Your task is to filter the data below down to the lines holding "smoothed".

____ Listed entries

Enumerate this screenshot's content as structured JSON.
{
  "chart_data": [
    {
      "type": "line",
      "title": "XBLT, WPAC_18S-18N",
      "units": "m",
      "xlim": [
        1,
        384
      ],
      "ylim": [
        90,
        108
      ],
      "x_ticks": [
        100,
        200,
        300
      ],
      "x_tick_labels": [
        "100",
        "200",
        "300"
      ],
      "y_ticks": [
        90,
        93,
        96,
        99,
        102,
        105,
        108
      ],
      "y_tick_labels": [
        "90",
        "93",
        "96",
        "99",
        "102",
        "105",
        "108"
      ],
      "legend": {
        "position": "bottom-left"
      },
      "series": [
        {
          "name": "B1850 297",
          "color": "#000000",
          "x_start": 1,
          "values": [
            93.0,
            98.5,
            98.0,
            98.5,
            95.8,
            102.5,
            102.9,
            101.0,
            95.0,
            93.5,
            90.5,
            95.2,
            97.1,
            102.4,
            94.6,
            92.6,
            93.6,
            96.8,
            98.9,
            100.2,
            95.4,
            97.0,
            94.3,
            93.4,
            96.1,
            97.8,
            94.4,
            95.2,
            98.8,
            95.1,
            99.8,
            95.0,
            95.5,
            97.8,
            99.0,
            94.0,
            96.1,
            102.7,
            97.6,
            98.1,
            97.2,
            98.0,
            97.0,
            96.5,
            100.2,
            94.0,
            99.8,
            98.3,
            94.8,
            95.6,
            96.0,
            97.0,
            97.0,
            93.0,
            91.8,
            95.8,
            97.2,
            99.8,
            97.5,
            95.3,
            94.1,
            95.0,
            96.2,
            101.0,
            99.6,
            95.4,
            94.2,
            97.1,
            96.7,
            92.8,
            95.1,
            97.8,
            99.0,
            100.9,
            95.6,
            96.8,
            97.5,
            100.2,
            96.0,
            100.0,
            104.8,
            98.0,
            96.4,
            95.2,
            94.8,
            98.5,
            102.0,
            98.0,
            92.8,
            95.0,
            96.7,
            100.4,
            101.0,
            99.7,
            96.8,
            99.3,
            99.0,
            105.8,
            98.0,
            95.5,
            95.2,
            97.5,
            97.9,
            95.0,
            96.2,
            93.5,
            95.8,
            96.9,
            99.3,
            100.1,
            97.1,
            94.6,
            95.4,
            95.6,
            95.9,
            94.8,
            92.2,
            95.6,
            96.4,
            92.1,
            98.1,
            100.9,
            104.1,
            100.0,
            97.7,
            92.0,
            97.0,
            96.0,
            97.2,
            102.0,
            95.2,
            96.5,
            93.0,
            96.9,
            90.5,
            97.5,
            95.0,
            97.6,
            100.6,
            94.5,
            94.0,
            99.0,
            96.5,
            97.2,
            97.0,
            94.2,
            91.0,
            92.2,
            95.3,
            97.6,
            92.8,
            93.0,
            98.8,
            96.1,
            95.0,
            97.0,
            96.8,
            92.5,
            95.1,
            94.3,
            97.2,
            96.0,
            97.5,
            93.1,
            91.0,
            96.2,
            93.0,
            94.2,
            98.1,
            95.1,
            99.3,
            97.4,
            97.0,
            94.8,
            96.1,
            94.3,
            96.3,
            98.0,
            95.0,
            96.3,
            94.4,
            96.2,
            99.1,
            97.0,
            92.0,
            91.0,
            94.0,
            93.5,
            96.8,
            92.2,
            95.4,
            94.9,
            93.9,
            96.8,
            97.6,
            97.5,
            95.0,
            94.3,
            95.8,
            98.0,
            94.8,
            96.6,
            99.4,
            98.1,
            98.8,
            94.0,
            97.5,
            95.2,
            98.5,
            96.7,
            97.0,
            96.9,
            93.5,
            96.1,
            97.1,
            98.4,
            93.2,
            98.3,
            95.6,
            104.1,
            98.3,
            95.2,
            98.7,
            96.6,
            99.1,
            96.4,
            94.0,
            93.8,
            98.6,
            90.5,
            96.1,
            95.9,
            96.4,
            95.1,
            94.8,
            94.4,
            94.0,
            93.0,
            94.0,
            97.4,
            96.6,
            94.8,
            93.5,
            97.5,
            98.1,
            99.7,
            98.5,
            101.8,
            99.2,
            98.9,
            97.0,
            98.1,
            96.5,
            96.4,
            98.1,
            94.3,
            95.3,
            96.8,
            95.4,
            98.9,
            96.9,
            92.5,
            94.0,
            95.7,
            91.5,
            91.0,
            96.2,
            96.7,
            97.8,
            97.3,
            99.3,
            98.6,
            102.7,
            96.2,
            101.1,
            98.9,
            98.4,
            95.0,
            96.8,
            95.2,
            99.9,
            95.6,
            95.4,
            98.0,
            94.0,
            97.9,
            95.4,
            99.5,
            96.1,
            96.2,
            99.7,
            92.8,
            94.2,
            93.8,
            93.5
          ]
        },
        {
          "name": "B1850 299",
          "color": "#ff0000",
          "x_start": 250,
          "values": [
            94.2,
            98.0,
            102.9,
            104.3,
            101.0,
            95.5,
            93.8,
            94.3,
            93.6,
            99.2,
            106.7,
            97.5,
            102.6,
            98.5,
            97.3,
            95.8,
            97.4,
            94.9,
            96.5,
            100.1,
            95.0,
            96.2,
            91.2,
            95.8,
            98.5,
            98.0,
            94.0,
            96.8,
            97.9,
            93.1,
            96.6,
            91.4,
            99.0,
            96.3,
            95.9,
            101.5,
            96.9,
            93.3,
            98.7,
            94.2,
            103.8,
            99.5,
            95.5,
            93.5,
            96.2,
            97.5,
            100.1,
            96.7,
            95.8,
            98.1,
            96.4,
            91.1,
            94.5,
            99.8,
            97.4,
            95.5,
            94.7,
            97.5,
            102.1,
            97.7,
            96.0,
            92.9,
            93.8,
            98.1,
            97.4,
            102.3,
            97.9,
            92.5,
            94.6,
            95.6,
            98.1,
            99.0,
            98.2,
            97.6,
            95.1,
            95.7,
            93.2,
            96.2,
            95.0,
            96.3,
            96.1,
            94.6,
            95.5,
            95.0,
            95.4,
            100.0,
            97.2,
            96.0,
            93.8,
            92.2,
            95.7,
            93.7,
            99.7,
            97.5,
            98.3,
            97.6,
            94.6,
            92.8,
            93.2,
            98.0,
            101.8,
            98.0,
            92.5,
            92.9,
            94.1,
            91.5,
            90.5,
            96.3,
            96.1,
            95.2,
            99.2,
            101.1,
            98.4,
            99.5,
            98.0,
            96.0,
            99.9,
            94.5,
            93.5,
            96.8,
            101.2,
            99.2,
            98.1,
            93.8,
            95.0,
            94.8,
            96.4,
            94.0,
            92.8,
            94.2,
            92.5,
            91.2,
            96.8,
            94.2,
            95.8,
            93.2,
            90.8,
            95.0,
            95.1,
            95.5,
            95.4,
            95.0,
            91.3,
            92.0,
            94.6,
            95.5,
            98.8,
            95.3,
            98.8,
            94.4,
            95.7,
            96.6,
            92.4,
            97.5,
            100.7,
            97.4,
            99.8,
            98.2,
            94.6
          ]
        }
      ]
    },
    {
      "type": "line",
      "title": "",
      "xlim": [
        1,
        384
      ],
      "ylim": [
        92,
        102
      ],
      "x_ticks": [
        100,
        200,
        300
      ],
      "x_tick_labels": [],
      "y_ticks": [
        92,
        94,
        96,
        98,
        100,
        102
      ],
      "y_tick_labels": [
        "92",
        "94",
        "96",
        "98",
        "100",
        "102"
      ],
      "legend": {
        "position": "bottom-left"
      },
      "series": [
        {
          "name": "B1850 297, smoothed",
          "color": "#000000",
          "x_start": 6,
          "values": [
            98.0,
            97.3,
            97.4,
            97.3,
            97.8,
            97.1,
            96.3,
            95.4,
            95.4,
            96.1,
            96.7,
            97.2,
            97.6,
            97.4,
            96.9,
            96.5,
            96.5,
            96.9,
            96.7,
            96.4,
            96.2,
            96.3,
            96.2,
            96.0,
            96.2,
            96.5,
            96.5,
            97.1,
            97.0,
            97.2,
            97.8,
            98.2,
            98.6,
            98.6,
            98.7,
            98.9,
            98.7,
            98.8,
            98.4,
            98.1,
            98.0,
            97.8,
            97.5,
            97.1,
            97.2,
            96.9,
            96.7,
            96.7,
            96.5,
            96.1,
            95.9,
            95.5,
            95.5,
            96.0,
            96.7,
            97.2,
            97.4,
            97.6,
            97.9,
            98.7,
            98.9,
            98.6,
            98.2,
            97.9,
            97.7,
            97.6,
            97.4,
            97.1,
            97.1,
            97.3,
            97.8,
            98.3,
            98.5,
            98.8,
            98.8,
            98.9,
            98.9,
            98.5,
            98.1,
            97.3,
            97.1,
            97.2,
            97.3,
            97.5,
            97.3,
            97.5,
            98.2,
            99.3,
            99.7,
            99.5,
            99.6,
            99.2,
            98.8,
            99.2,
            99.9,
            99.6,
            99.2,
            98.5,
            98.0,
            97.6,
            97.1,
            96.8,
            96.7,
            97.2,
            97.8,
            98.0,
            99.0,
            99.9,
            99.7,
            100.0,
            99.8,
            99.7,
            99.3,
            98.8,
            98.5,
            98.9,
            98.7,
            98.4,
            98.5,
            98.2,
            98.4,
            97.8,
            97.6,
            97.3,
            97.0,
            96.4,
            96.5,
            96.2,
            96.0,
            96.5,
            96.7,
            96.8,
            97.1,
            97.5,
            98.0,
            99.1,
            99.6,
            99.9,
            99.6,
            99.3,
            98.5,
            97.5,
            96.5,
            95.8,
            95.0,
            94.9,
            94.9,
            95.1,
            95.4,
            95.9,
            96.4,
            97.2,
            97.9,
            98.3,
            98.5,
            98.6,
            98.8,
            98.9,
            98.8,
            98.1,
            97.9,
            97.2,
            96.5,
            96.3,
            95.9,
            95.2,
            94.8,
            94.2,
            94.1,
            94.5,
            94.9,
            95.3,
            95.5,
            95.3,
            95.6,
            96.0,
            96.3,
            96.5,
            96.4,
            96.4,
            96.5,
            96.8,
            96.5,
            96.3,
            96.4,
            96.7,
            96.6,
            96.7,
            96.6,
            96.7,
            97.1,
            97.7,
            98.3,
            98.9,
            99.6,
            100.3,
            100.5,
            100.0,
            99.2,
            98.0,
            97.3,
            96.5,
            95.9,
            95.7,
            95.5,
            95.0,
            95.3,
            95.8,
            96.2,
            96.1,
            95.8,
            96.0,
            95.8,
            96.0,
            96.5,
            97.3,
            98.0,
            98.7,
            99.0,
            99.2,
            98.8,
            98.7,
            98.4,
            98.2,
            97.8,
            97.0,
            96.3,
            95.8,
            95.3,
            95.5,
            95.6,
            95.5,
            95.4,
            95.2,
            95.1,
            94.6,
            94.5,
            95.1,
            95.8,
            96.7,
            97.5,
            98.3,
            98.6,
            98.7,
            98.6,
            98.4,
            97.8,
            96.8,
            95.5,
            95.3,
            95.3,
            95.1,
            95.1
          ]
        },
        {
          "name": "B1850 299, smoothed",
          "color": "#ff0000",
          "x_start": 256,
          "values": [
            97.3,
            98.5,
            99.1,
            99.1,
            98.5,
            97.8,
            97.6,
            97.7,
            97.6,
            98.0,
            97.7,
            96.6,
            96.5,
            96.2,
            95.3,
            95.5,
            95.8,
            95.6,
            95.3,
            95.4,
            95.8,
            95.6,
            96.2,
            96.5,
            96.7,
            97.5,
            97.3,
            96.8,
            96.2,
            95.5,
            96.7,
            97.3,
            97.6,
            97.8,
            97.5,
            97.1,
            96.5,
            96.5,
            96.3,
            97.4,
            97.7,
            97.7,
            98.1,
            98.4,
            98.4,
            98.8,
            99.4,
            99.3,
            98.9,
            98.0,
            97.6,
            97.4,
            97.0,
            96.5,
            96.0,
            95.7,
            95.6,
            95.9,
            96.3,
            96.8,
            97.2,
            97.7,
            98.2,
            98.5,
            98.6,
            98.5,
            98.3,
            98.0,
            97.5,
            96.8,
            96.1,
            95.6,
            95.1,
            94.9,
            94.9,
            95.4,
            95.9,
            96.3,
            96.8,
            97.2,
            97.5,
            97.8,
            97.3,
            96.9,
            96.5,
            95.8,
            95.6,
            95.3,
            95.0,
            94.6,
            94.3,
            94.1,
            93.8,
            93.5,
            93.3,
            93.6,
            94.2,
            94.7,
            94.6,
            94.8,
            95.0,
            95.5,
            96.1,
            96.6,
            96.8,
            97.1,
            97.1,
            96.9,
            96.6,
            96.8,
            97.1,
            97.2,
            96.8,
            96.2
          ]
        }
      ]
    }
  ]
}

________

— Solution for this exercise —
          "name": "B1850 297, smoothed",
          "name": "B1850 299, smoothed",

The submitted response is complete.